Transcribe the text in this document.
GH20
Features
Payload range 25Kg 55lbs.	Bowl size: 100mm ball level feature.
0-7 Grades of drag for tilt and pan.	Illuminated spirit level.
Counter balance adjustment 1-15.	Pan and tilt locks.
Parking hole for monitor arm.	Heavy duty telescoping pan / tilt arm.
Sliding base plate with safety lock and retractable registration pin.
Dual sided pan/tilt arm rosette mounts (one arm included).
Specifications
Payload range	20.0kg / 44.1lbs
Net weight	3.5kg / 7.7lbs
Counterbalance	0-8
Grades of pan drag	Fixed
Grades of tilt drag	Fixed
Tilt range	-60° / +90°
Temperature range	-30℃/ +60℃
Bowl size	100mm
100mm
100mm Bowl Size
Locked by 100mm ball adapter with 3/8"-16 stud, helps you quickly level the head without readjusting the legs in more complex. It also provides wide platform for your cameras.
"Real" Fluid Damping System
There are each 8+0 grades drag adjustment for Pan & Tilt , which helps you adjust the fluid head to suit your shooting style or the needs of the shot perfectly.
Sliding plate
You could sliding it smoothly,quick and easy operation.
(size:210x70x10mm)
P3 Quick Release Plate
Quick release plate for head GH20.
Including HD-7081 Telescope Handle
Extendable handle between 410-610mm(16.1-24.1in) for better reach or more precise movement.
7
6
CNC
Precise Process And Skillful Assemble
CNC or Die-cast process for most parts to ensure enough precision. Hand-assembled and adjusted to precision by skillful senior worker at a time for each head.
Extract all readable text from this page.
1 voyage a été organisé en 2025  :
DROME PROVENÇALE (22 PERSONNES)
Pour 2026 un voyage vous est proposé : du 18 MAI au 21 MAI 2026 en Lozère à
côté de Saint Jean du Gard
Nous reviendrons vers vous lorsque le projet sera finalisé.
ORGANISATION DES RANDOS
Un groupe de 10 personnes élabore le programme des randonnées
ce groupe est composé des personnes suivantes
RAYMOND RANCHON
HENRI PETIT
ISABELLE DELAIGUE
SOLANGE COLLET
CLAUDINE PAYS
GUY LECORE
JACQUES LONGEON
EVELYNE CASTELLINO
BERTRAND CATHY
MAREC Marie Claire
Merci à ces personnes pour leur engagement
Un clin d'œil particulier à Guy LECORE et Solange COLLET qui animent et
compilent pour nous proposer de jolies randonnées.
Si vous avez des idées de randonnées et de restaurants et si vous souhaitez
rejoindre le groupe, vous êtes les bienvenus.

───

**Required task**:
Print the records once more, exactly as they were given.

**Task answer**:
Transcribe the text in this document.
GH20
Features
Payload range 25Kg 55lbs.	Bowl size: 100mm ball level feature.
0-7 Grades of drag for tilt and pan.	Illuminated spirit level.
Counter balance adjustment 1-15.	Pan and tilt locks.
Parking hole for monitor arm.	Heavy duty telescoping pan / tilt arm.
Sliding base plate with safety lock and retractable registration pin.
Dual sided pan/tilt arm rosette mounts (one arm included).
Specifications
Payload range	20.0kg / 44.1lbs
Net weight	3.5kg / 7.7lbs
Counterbalance	0-8
Grades of pan drag	Fixed
Grades of tilt drag	Fixed
Tilt range	-60° / +90°
Temperature range	-30℃/ +60℃
Bowl size	100mm
100mm
100mm Bowl Size
Locked by 100mm ball adapter with 3/8"-16 stud, helps you quickly level the head without readjusting the legs in more complex. It also provides wide platform for your cameras.
"Real" Fluid Damping System
There are each 8+0 grades drag adjustment for Pan & Tilt , which helps you adjust the fluid head to suit your shooting style or the needs of the shot perfectly.
Sliding plate
You could sliding it smoothly,quick and easy operation.
(size:210x70x10mm)
P3 Quick Release Plate
Quick release plate for head GH20.
Including HD-7081 Telescope Handle
Extendable handle between 410-610mm(16.1-24.1in) for better reach or more precise movement.
7
6
CNC
Precise Process And Skillful Assemble
CNC or Die-cast process for most parts to ensure enough precision. Hand-assembled and adjusted to precision by skillful senior worker at a time for each head.
Extract all readable text from this page.
1 voyage a été organisé en 2025  :
DROME PROVENÇALE (22 PERSONNES)
Pour 2026 un voyage vous est proposé : du 18 MAI au 21 MAI 2026 en Lozère à
côté de Saint Jean du Gard
Nous reviendrons vers vous lorsque le projet sera finalisé.
ORGANISATION DES RANDOS
Un groupe de 10 personnes élabore le programme des randonnées
ce groupe est composé des personnes suivantes
RAYMOND RANCHON
HENRI PETIT
ISABELLE DELAIGUE
SOLANGE COLLET
CLAUDINE PAYS
GUY LECORE
JACQUES LONGEON
EVELYNE CASTELLINO
BERTRAND CATHY
MAREC Marie Claire
Merci à ces personnes pour leur engagement
Un clin d'œil particulier à Guy LECORE et Solange COLLET qui animent et
compilent pour nous proposer de jolies randonnées.
Si vous avez des idées de randonnées et de restaurants et si vous souhaitez
rejoindre le groupe, vous êtes les bienvenus.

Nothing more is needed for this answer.